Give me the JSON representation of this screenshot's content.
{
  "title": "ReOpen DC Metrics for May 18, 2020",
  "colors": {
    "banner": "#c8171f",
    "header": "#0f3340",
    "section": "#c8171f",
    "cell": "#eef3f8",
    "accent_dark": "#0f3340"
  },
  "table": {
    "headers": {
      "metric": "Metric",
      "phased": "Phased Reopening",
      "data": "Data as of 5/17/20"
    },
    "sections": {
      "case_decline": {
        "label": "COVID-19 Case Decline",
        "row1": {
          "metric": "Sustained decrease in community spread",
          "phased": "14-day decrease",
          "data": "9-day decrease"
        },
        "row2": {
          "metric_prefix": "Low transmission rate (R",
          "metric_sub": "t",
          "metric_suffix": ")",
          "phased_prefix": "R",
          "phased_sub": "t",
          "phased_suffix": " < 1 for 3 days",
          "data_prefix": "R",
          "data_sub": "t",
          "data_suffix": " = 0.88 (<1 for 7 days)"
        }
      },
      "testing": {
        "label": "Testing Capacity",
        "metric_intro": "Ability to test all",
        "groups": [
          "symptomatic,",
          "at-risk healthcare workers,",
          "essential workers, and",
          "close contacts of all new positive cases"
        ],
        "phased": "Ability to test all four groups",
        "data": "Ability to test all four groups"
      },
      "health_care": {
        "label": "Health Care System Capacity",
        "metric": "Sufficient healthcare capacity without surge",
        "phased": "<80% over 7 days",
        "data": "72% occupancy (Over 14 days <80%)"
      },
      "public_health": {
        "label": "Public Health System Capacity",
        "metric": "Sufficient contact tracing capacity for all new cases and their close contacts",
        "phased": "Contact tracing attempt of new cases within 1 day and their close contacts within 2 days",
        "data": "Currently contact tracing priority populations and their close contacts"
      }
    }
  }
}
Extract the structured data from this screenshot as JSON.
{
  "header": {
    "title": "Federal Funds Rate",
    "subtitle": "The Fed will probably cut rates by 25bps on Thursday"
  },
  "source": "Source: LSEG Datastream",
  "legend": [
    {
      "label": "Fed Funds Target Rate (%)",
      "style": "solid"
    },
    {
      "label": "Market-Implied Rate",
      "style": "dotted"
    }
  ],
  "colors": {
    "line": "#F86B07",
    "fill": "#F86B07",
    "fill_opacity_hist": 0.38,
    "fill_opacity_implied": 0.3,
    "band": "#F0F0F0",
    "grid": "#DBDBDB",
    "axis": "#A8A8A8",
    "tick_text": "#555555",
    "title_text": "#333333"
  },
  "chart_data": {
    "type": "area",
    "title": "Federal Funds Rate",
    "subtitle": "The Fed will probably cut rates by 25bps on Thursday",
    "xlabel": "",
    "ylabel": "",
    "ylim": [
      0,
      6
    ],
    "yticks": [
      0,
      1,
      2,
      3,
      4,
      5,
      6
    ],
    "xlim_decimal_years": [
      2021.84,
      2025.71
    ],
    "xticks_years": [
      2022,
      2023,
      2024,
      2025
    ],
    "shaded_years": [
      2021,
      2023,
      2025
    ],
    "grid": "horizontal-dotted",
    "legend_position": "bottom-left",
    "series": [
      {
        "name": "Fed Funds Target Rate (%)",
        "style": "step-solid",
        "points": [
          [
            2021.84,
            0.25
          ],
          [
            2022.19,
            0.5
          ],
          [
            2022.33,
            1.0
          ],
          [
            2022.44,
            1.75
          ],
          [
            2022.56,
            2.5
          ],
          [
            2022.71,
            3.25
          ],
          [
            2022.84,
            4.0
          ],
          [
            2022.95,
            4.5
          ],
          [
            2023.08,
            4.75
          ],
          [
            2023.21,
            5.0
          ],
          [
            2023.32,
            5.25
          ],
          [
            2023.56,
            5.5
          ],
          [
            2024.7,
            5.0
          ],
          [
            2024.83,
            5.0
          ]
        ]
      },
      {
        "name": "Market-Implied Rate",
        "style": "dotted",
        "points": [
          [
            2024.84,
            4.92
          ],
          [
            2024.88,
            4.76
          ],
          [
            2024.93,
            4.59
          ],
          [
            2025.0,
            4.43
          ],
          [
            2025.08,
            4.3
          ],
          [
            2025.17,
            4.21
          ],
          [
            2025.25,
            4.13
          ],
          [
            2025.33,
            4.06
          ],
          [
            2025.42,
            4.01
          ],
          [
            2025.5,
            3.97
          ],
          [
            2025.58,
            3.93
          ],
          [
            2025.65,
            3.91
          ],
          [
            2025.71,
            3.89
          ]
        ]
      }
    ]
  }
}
━━━
▶ _TASK STATEMENT_
Your task is to give the records above again, exactly.

▶ _FINISHED ANSWER_
Give me the JSON representation of this screenshot's content.
{
  "title": "ReOpen DC Metrics for May 18, 2020",
  "colors": {
    "banner": "#c8171f",
    "header": "#0f3340",
    "section": "#c8171f",
    "cell": "#eef3f8",
    "accent_dark": "#0f3340"
  },
  "table": {
    "headers": {
      "metric": "Metric",
      "phased": "Phased Reopening",
      "data": "Data as of 5/17/20"
    },
    "sections": {
      "case_decline": {
        "label": "COVID-19 Case Decline",
        "row1": {
          "metric": "Sustained decrease in community spread",
          "phased": "14-day decrease",
          "data": "9-day decrease"
        },
        "row2": {
          "metric_prefix": "Low transmission rate (R",
          "metric_sub": "t",
          "metric_suffix": ")",
          "phased_prefix": "R",
          "phased_sub": "t",
          "phased_suffix": " < 1 for 3 days",
          "data_prefix": "R",
          "data_sub": "t",
          "data_suffix": " = 0.88 (<1 for 7 days)"
        }
      },
      "testing": {
        "label": "Testing Capacity",
        "metric_intro": "Ability to test all",
        "groups": [
          "symptomatic,",
          "at-risk healthcare workers,",
          "essential workers, and",
          "close contacts of all new positive cases"
        ],
        "phased": "Ability to test all four groups",
        "data": "Ability to test all four groups"
      },
      "health_care": {
        "label": "Health Care System Capacity",
        "metric": "Sufficient healthcare capacity without surge",
        "phased": "<80% over 7 days",
        "data": "72% occupancy (Over 14 days <80%)"
      },
      "public_health": {
        "label": "Public Health System Capacity",
        "metric": "Sufficient contact tracing capacity for all new cases and their close contacts",
        "phased": "Contact tracing attempt of new cases within 1 day and their close contacts within 2 days",
        "data": "Currently contact tracing priority populations and their close contacts"
      }
    }
  }
}
Extract the structured data from this screenshot as JSON.
{
  "header": {
    "title": "Federal Funds Rate",
    "subtitle": "The Fed will probably cut rates by 25bps on Thursday"
  },
  "source": "Source: LSEG Datastream",
  "legend": [
    {
      "label": "Fed Funds Target Rate (%)",
      "style": "solid"
    },
    {
      "label": "Market-Implied Rate",
      "style": "dotted"
    }
  ],
  "colors": {
    "line": "#F86B07",
    "fill": "#F86B07",
    "fill_opacity_hist": 0.38,
    "fill_opacity_implied": 0.3,
    "band": "#F0F0F0",
    "grid": "#DBDBDB",
    "axis": "#A8A8A8",
    "tick_text": "#555555",
    "title_text": "#333333"
  },
  "chart_data": {
    "type": "area",
    "title": "Federal Funds Rate",
    "subtitle": "The Fed will probably cut rates by 25bps on Thursday",
    "xlabel": "",
    "ylabel": "",
    "ylim": [
      0,
      6
    ],
    "yticks": [
      0,
      1,
      2,
      3,
      4,
      5,
      6
    ],
    "xlim_decimal_years": [
      2021.84,
      2025.71
    ],
    "xticks_years": [
      2022,
      2023,
      2024,
      2025
    ],
    "shaded_years": [
      2021,
      2023,
      2025
    ],
    "grid": "horizontal-dotted",
    "legend_position": "bottom-left",
    "series": [
      {
        "name": "Fed Funds Target Rate (%)",
        "style": "step-solid",
        "points": [
          [
            2021.84,
            0.25
          ],
          [
            2022.19,
            0.5
          ],
          [
            2022.33,
            1.0
          ],
          [
            2022.44,
            1.75
          ],
          [
            2022.56,
            2.5
          ],
          [
            2022.71,
            3.25
          ],
          [
            2022.84,
            4.0
          ],
          [
            2022.95,
            4.5
          ],
          [
            2023.08,
            4.75
          ],
          [
            2023.21,
            5.0
          ],
          [
            2023.32,
            5.25
          ],
          [
            2023.56,
            5.5
          ],
          [
            2024.7,
            5.0
          ],
          [
            2024.83,
            5.0
          ]
        ]
      },
      {
        "name": "Market-Implied Rate",
        "style": "dotted",
        "points": [
          [
            2024.84,
            4.92
          ],
          [
            2024.88,
            4.76
          ],
          [
            2024.93,
            4.59
          ],
          [
            2025.0,
            4.43
          ],
          [
            2025.08,
            4.3
          ],
          [
            2025.17,
            4.21
          ],
          [
            2025.25,
            4.13
          ],
          [
            2025.33,
            4.06
          ],
          [
            2025.42,
            4.01
          ],
          [
            2025.5,
            3.97
          ],
          [
            2025.58,
            3.93
          ],
          [
            2025.65,
            3.91
          ],
          [
            2025.71,
            3.89
          ]
        ]
      }
    ]
  }
}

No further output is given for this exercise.